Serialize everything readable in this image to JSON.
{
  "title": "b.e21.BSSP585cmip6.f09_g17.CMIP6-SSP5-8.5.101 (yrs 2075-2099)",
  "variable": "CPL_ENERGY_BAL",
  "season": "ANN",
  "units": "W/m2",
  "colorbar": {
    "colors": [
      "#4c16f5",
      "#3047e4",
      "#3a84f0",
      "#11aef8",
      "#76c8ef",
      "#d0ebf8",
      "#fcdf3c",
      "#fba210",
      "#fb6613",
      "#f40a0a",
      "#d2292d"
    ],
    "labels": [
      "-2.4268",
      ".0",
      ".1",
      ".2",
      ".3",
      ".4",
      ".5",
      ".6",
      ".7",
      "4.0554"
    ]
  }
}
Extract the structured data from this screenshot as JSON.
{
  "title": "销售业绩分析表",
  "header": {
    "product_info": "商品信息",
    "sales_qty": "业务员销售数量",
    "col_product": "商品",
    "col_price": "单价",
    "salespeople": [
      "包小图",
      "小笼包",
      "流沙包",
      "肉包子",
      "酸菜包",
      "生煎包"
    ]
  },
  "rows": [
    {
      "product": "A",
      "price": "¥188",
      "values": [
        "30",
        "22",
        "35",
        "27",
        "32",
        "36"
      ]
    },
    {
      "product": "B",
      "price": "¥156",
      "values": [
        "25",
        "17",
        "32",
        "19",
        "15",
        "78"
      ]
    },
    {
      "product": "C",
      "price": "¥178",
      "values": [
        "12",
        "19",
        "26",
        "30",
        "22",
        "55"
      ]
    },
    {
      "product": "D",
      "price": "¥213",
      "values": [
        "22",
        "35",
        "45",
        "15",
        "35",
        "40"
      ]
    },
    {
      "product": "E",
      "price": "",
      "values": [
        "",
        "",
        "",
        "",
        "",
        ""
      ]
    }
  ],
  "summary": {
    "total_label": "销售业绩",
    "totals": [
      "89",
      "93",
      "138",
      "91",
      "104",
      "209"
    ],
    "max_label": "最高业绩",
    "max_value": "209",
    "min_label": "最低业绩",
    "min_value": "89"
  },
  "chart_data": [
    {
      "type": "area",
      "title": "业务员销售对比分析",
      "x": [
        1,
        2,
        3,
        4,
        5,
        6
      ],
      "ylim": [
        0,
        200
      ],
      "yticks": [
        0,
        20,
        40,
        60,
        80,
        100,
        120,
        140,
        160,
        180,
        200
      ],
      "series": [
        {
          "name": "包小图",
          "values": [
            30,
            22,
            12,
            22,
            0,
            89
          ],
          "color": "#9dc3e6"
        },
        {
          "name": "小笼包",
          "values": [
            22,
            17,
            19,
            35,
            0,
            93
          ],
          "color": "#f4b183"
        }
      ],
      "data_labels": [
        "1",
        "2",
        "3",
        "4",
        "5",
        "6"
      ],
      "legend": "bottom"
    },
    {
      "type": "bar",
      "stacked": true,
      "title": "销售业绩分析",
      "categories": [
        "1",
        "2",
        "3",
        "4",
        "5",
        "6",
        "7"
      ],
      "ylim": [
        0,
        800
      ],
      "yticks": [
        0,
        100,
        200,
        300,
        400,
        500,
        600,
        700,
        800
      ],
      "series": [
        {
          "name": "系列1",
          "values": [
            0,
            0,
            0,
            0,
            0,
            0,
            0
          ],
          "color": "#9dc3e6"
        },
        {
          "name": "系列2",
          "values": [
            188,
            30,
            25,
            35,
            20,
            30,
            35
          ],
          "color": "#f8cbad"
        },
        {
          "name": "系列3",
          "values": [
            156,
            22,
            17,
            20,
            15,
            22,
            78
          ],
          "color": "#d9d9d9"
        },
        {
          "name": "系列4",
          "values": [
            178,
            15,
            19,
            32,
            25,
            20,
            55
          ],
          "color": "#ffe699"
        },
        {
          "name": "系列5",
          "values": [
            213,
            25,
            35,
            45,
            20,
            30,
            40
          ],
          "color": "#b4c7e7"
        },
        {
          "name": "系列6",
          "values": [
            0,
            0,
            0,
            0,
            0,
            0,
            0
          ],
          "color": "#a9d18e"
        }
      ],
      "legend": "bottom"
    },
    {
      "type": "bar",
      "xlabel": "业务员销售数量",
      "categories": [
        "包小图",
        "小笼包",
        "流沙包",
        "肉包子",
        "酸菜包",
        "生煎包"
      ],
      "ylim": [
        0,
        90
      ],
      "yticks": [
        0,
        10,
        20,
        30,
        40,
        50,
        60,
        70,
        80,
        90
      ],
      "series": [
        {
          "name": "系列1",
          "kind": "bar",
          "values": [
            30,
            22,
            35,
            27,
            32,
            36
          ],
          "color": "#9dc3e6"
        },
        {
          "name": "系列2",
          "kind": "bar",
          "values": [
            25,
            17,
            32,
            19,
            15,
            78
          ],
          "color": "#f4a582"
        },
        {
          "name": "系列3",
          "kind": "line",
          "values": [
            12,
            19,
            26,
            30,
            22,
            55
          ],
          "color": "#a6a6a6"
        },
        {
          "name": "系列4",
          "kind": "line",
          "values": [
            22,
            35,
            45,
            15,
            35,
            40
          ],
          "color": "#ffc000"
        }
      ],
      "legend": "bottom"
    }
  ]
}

Short exercise> Output all of the data above without any alteration.

Output>
Serialize everything readable in this image to JSON.
{
  "title": "b.e21.BSSP585cmip6.f09_g17.CMIP6-SSP5-8.5.101 (yrs 2075-2099)",
  "variable": "CPL_ENERGY_BAL",
  "season": "ANN",
  "units": "W/m2",
  "colorbar": {
    "colors": [
      "#4c16f5",
      "#3047e4",
      "#3a84f0",
      "#11aef8",
      "#76c8ef",
      "#d0ebf8",
      "#fcdf3c",
      "#fba210",
      "#fb6613",
      "#f40a0a",
      "#d2292d"
    ],
    "labels": [
      "-2.4268",
      ".0",
      ".1",
      ".2",
      ".3",
      ".4",
      ".5",
      ".6",
      ".7",
      "4.0554"
    ]
  }
}
Extract the structured data from this screenshot as JSON.
{
  "title": "销售业绩分析表",
  "header": {
    "product_info": "商品信息",
    "sales_qty": "业务员销售数量",
    "col_product": "商品",
    "col_price": "单价",
    "salespeople": [
      "包小图",
      "小笼包",
      "流沙包",
      "肉包子",
      "酸菜包",
      "生煎包"
    ]
  },
  "rows": [
    {
      "product": "A",
      "price": "¥188",
      "values": [
        "30",
        "22",
        "35",
        "27",
        "32",
        "36"
      ]
    },
    {
      "product": "B",
      "price": "¥156",
      "values": [
        "25",
        "17",
        "32",
        "19",
        "15",
        "78"
      ]
    },
    {
      "product": "C",
      "price": "¥178",
      "values": [
        "12",
        "19",
        "26",
        "30",
        "22",
        "55"
      ]
    },
    {
      "product": "D",
      "price": "¥213",
      "values": [
        "22",
        "35",
        "45",
        "15",
        "35",
        "40"
      ]
    },
    {
      "product": "E",
      "price": "",
      "values": [
        "",
        "",
        "",
        "",
        "",
        ""
      ]
    }
  ],
  "summary": {
    "total_label": "销售业绩",
    "totals": [
      "89",
      "93",
      "138",
      "91",
      "104",
      "209"
    ],
    "max_label": "最高业绩",
    "max_value": "209",
    "min_label": "最低业绩",
    "min_value": "89"
  },
  "chart_data": [
    {
      "type": "area",
      "title": "业务员销售对比分析",
      "x": [
        1,
        2,
        3,
        4,
        5,
        6
      ],
      "ylim": [
        0,
        200
      ],
      "yticks": [
        0,
        20,
        40,
        60,
        80,
        100,
        120,
        140,
        160,
        180,
        200
      ],
      "series": [
        {
          "name": "包小图",
          "values": [
            30,
            22,
            12,
            22,
            0,
            89
          ],
          "color": "#9dc3e6"
        },
        {
          "name": "小笼包",
          "values": [
            22,
            17,
            19,
            35,
            0,
            93
          ],
          "color": "#f4b183"
        }
      ],
      "data_labels": [
        "1",
        "2",
        "3",
        "4",
        "5",
        "6"
      ],
      "legend": "bottom"
    },
    {
      "type": "bar",
      "stacked": true,
      "title": "销售业绩分析",
      "categories": [
        "1",
        "2",
        "3",
        "4",
        "5",
        "6",
        "7"
      ],
      "ylim": [
        0,
        800
      ],
      "yticks": [
        0,
        100,
        200,
        300,
        400,
        500,
        600,
        700,
        800
      ],
      "series": [
        {
          "name": "系列1",
          "values": [
            0,
            0,
            0,
            0,
            0,
            0,
            0
          ],
          "color": "#9dc3e6"
        },
        {
          "name": "系列2",
          "values": [
            188,
            30,
            25,
            35,
            20,
            30,
            35
          ],
          "color": "#f8cbad"
        },
        {
          "name": "系列3",
          "values": [
            156,
            22,
            17,
            20,
            15,
            22,
            78
          ],
          "color": "#d9d9d9"
        },
        {
          "name": "系列4",
          "values": [
            178,
            15,
            19,
            32,
            25,
            20,
            55
          ],
          "color": "#ffe699"
        },
        {
          "name": "系列5",
          "values": [
            213,
            25,
            35,
            45,
            20,
            30,
            40
          ],
          "color": "#b4c7e7"
        },
        {
          "name": "系列6",
          "values": [
            0,
            0,
            0,
            0,
            0,
            0,
            0
          ],
          "color": "#a9d18e"
        }
      ],
      "legend": "bottom"
    },
    {
      "type": "bar",
      "xlabel": "业务员销售数量",
      "categories": [
        "包小图",
        "小笼包",
        "流沙包",
        "肉包子",
        "酸菜包",
        "生煎包"
      ],
      "ylim": [
        0,
        90
      ],
      "yticks": [
        0,
        10,
        20,
        30,
        40,
        50,
        60,
        70,
        80,
        90
      ],
      "series": [
        {
          "name": "系列1",
          "kind": "bar",
          "values": [
            30,
            22,
            35,
            27,
            32,
            36
          ],
          "color": "#9dc3e6"
        },
        {
          "name": "系列2",
          "kind": "bar",
          "values": [
            25,
            17,
            32,
            19,
            15,
            78
          ],
          "color": "#f4a582"
        },
        {
          "name": "系列3",
          "kind": "line",
          "values": [
            12,
            19,
            26,
            30,
            22,
            55
          ],
          "color": "#a6a6a6"
        },
        {
          "name": "系列4",
          "kind": "line",
          "values": [
            22,
            35,
            45,
            15,
            35,
            40
          ],
          "color": "#ffc000"
        }
      ],
      "legend": "bottom"
    }
  ]
}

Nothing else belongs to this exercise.